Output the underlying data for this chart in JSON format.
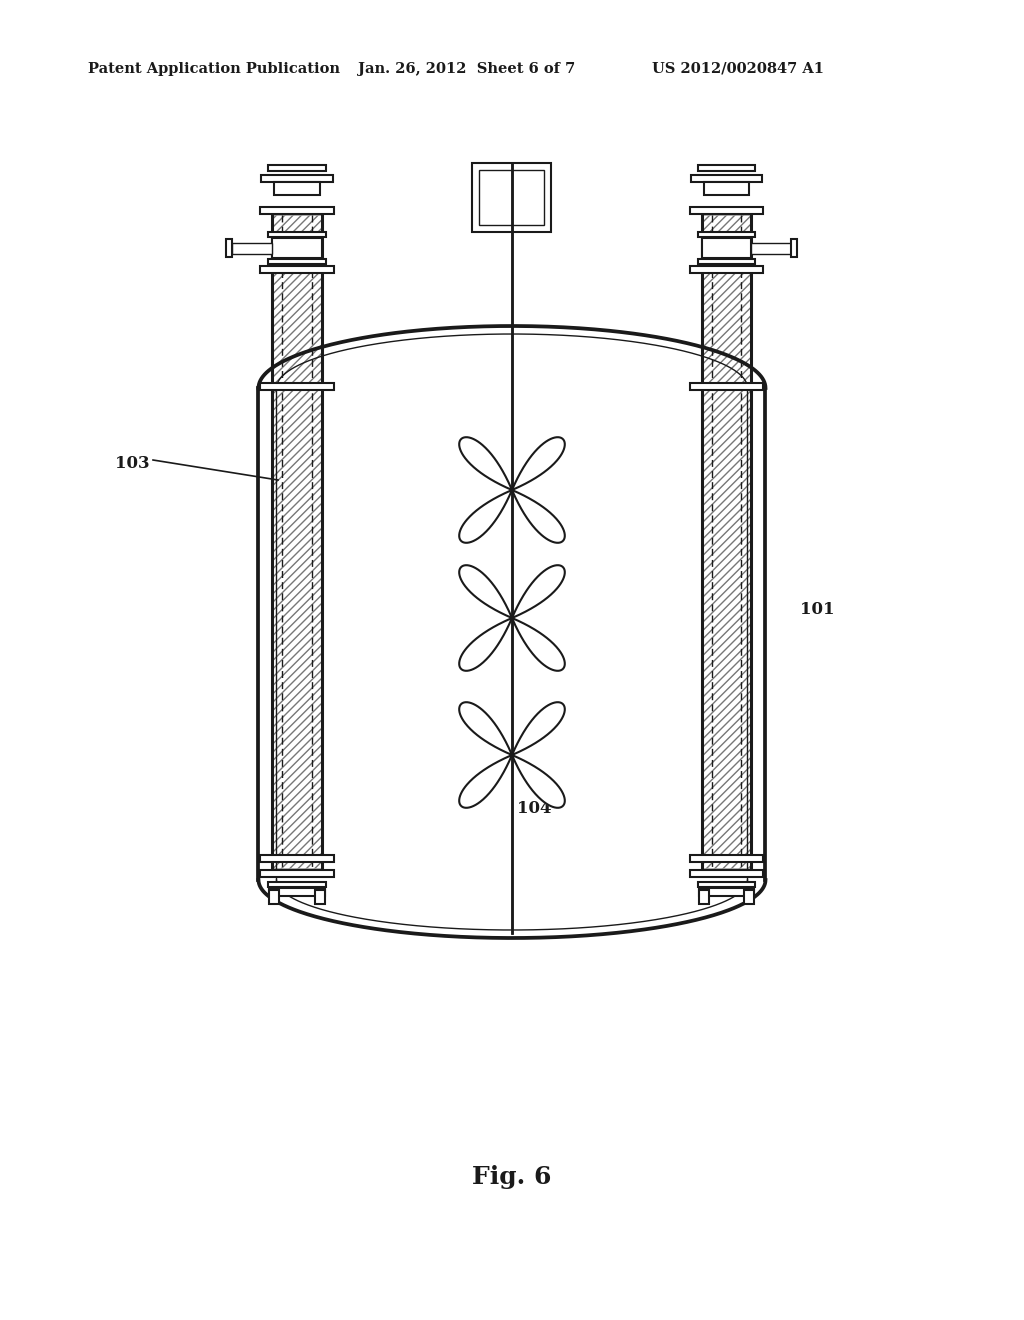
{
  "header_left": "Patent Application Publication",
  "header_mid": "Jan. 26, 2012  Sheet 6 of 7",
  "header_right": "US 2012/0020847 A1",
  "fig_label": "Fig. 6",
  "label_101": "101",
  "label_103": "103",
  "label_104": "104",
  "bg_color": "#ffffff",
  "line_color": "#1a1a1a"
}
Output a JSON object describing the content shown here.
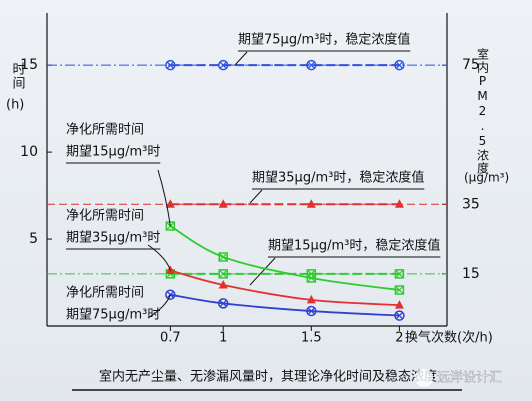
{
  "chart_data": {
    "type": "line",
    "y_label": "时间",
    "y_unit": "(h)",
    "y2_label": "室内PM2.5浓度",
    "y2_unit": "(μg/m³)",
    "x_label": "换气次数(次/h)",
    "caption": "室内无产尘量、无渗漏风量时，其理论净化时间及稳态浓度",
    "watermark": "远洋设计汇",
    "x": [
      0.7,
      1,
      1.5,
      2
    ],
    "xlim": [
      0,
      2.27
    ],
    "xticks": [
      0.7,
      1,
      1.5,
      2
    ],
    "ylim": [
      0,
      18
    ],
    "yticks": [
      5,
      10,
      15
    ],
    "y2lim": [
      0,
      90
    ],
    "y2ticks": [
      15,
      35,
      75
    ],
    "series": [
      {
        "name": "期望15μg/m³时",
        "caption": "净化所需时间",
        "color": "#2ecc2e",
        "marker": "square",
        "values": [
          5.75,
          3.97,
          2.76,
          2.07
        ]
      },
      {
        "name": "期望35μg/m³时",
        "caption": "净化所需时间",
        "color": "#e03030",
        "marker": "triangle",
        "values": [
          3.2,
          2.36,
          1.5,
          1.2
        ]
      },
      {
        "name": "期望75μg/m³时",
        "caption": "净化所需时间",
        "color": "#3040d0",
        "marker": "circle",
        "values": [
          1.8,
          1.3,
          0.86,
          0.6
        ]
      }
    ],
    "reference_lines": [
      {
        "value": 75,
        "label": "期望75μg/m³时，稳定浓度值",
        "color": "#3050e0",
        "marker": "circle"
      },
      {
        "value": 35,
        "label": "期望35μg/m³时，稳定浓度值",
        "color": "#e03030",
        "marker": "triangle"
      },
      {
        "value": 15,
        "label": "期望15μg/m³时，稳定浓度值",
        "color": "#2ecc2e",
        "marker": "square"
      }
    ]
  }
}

========================

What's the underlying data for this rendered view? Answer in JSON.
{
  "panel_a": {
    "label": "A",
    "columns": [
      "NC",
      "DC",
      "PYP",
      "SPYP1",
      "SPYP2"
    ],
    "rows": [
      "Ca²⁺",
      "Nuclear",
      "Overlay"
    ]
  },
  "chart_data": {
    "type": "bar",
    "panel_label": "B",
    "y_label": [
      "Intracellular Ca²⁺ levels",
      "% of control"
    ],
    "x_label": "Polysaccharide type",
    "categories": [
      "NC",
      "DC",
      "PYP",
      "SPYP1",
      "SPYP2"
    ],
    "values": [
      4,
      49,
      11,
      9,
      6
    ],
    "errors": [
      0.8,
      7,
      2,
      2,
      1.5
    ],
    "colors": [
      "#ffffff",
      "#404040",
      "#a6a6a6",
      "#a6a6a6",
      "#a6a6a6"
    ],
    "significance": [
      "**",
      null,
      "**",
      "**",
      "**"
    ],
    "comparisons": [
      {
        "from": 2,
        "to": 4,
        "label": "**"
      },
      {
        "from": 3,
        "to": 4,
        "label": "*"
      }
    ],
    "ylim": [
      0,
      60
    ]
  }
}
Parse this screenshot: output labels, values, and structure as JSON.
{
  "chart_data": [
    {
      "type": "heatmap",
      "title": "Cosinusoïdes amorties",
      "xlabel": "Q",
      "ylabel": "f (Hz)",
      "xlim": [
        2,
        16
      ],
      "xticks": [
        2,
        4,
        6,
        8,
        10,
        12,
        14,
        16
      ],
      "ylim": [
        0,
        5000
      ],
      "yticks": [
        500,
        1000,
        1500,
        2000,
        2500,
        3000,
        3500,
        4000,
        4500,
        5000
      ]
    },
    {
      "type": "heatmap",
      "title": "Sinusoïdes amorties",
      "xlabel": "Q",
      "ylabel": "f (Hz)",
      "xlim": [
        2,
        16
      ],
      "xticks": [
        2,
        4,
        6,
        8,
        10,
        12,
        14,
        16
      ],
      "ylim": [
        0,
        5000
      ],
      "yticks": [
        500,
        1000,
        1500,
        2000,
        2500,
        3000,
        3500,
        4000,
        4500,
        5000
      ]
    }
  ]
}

========================

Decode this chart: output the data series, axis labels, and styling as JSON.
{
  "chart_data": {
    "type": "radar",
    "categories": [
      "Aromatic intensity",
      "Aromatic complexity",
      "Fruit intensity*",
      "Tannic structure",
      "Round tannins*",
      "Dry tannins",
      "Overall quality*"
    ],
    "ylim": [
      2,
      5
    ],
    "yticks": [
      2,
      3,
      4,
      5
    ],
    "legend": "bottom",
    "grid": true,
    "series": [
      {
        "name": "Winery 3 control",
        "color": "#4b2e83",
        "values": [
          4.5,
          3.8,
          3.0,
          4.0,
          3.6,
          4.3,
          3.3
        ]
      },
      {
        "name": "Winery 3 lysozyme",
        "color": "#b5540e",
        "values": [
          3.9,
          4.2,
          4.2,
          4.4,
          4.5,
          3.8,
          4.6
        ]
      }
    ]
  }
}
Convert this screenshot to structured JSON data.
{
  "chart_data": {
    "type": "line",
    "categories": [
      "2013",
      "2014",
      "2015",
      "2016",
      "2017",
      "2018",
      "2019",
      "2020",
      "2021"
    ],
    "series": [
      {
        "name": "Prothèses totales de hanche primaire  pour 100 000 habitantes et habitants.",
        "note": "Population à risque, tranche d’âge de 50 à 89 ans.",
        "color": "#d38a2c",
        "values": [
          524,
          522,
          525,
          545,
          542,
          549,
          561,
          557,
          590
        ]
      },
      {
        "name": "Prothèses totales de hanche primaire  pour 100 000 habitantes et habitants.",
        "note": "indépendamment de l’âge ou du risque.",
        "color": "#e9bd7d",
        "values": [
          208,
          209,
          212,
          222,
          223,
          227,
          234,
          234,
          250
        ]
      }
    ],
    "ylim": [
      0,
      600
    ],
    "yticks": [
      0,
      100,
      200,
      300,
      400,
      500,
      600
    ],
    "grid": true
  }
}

========================

▶ [YOUR INSTRUCTIONS]: Return only the number of lines in the data that contain "screenshot".

▶ [TASK ANSWER]: 2